▸ Provided records
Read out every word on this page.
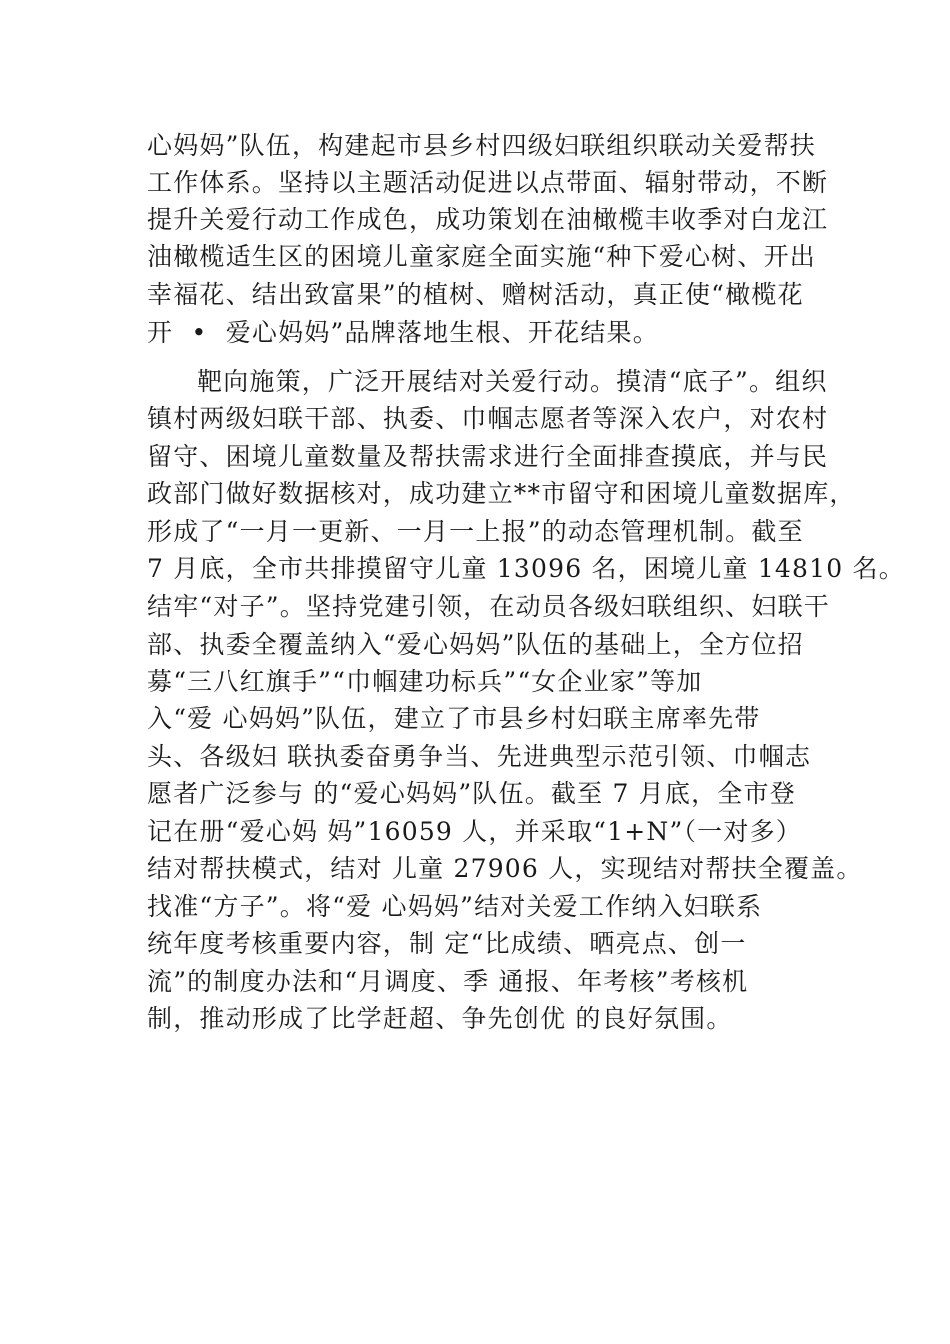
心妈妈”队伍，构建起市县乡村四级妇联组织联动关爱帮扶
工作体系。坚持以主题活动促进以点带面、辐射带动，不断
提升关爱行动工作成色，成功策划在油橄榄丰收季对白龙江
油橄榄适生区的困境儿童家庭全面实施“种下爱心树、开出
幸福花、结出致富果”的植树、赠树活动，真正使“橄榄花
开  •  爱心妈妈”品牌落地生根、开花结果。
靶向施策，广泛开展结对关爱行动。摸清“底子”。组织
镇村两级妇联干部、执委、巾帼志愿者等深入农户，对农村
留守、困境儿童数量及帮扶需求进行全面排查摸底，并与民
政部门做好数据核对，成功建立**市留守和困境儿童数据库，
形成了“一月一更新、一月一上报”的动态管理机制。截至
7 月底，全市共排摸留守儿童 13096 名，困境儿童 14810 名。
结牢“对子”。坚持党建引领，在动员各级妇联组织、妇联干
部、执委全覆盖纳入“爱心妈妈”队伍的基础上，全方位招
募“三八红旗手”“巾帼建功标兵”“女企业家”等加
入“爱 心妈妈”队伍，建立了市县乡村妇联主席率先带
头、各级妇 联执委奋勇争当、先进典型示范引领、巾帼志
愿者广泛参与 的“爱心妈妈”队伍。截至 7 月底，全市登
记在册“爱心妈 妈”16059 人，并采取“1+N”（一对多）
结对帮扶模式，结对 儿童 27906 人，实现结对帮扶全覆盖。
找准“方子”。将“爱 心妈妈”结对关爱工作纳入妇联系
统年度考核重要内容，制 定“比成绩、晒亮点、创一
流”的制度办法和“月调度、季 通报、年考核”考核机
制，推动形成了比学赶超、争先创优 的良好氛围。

▸ Aim
How many lines in these entries contain the string "爱心妈妈"? State the number and nothing more.

▸ Exercise answer
3